She said they learned they were dealing with “a new kind of leadership” in her and Crabtree-Ireland.

The happy scene at SAG-AFTRA’s Los Angeles headquarters was as different as can be from the defiant, angry tone of a news conference in the same room in July, when guild leaders announced that actors would join writers in a historic strike that shook the industry.

The successful vote from the board, whose members include actors Billy Porter, Jennifer Beals, Sean Astin and Sharon Stone, was entirely expected, as many of the same people were on the committee that negotiated it. And it was in some ways drained of its drama by the union leadership immediately declaring the strike over as soon as the tentative deal was reached with the Alliance of Motion Picture and Television Producers on Wednesday, rather than waiting for board approval.

But it was still an essential step in returning to business as usual in Hollywood, if there is any such thing. The member vote will be the last important step. No date has yet been announced for that vote. Crabtree-Ireland said a series of informational meetings to show members what’s in the contract will be held beforehand.

“AI was a dealbreaker,” Drescher said. “If we didn’t get that package, then what are we doing to protect our members?”

In the wake of the announcement of a tentative deal, actors were largely optimistic about what their leaders have won for them, but their reaction to the details will be important. The last screen actors strike, in 1980, had a rocky ending, with many members opposing the contract. It took a tumultuous month before it was finally settled.

● **Set task 1**:
Write out the records as a numbered list, leaving out blank lines. Begin at the first line of the records and stop after the line containing "contour-region [1014, 1098, 1125, 1172]".

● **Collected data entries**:
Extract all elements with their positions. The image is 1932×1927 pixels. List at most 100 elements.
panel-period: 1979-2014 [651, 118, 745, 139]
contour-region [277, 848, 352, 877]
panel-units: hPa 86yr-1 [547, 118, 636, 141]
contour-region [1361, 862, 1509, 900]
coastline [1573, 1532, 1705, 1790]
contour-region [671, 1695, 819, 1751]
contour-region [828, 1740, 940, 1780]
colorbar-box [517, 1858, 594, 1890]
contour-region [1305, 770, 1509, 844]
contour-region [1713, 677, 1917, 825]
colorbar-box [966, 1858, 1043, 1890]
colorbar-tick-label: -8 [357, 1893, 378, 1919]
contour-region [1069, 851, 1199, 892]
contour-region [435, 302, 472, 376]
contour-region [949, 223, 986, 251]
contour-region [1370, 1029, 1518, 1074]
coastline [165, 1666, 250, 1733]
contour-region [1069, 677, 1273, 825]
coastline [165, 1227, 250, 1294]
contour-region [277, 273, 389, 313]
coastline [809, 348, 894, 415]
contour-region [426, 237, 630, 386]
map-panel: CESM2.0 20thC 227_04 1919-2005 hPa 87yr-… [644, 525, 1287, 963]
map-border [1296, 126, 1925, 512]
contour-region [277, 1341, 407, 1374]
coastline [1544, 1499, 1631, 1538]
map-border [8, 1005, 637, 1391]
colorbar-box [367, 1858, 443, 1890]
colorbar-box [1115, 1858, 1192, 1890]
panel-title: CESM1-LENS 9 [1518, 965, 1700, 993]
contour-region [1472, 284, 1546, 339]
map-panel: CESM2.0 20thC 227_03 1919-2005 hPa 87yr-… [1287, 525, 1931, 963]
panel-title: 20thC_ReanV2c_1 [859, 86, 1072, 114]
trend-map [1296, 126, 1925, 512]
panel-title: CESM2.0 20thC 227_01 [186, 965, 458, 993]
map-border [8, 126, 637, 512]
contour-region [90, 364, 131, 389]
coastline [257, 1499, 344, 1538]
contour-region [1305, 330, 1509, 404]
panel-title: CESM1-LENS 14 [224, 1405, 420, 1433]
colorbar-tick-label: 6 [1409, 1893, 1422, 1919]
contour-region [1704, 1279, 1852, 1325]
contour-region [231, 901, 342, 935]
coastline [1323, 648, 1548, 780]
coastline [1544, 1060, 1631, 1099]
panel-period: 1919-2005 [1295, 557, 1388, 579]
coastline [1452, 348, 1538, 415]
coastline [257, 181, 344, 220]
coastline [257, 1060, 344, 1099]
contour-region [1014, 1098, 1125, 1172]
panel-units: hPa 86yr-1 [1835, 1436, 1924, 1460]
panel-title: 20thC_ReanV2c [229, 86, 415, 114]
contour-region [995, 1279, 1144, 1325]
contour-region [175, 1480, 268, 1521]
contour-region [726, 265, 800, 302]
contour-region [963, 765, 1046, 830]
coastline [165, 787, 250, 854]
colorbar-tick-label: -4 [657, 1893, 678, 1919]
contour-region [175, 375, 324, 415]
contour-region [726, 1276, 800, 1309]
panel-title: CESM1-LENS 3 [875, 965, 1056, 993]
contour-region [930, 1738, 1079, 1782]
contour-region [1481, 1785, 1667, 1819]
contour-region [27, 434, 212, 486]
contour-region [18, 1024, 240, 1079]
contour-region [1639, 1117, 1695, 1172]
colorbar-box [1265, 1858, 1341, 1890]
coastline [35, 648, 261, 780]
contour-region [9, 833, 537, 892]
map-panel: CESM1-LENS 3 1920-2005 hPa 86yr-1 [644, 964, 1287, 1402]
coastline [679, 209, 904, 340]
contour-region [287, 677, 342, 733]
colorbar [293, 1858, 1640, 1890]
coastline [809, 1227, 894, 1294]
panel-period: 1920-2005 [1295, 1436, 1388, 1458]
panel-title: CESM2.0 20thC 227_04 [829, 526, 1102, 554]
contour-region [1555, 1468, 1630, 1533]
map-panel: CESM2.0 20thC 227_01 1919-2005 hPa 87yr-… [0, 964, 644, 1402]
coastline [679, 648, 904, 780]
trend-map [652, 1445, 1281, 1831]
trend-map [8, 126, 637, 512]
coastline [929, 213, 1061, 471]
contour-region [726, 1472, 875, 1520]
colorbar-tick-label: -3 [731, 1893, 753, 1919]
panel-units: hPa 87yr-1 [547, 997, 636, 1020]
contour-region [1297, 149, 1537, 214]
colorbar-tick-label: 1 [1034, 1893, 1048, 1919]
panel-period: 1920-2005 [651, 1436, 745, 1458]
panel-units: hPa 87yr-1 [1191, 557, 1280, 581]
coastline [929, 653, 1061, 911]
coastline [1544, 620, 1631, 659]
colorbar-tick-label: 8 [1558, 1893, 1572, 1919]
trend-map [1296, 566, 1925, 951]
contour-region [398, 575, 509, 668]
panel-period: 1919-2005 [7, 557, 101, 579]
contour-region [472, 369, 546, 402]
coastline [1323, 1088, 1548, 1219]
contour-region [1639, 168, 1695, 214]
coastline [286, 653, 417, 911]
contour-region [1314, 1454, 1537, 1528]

● **Set task 2**:
In the article about the SAG-AFTRA deal, rewrite the passage that begins at the words "The happy scene" and stops after "for board approval.", replacing "board" with "council" throughout.

● **Expected answer 1**:
1. Extract all elements with their positions. The image is 1932×1927 pixels. List at most 100 elements.
2. panel-period: 1979-2014 [651, 118, 745, 139]
3. contour-region [277, 848, 352, 877]
4. panel-units: hPa 86yr-1 [547, 118, 636, 141]
5. contour-region [1361, 862, 1509, 900]
6. coastline [1573, 1532, 1705, 1790]
7. contour-region [671, 1695, 819, 1751]
8. contour-region [828, 1740, 940, 1780]
9. colorbar-box [517, 1858, 594, 1890]
10. contour-region [1305, 770, 1509, 844]
11. contour-region [1713, 677, 1917, 825]
12. colorbar-box [966, 1858, 1043, 1890]
13. colorbar-tick-label: -8 [357, 1893, 378, 1919]
14. contour-region [1069, 851, 1199, 892]
15. contour-region [435, 302, 472, 376]
16. contour-region [949, 223, 986, 251]
17. contour-region [1370, 1029, 1518, 1074]
18. coastline [165, 1666, 250, 1733]
19. contour-region [1069, 677, 1273, 825]
20. coastline [165, 1227, 250, 1294]
21. contour-region [277, 273, 389, 313]
22. coastline [809, 348, 894, 415]
23. contour-region [426, 237, 630, 386]
24. map-panel: CESM2.0 20thC 227_04 1919-2005 hPa 87yr-… [644, 525, 1287, 963]
25. map-border [1296, 126, 1925, 512]
26. contour-region [277, 1341, 407, 1374]
27. coastline [1544, 1499, 1631, 1538]
28. map-border [8, 1005, 637, 1391]
29. colorbar-box [367, 1858, 443, 1890]
30. colorbar-box [1115, 1858, 1192, 1890]
31. panel-title: CESM1-LENS 9 [1518, 965, 1700, 993]
32. contour-region [1472, 284, 1546, 339]
33. map-panel: CESM2.0 20thC 227_03 1919-2005 hPa 87yr-… [1287, 525, 1931, 963]
34. panel-title: 20thC_ReanV2c_1 [859, 86, 1072, 114]
35. trend-map [1296, 126, 1925, 512]
36. panel-title: CESM2.0 20thC 227_01 [186, 965, 458, 993]
37. map-border [8, 126, 637, 512]
38. contour-region [90, 364, 131, 389]
39. coastline [257, 1499, 344, 1538]
40. contour-region [1305, 330, 1509, 404]
41. panel-title: CESM1-LENS 14 [224, 1405, 420, 1433]
42. colorbar-tick-label: 6 [1409, 1893, 1422, 1919]
43. contour-region [1704, 1279, 1852, 1325]
44. contour-region [231, 901, 342, 935]
45. coastline [1323, 648, 1548, 780]
46. coastline [1544, 1060, 1631, 1099]
47. panel-period: 1919-2005 [1295, 557, 1388, 579]
48. coastline [1452, 348, 1538, 415]
49. coastline [257, 181, 344, 220]
50. coastline [257, 1060, 344, 1099]
51. contour-region [1014, 1098, 1125, 1172]

● **Expected answer 2**:
The happy scene at SAG-AFTRA’s Los Angeles headquarters was as different as can be from the defiant, angry tone of a news conference in the same room in July, when guild leaders announced that actors would join writers in a historic strike that shook the industry.

The successful vote from the council, whose members include actors Billy Porter, Jennifer Beals, Sean Astin and Sharon Stone, was entirely expected, as many of the same people were on the committee that negotiated it. And it was in some ways drained of its drama by the union leadership immediately declaring the strike over as soon as the tentative deal was reached with the Alliance of Motion Picture and Television Producers on Wednesday, rather than waiting for council approval.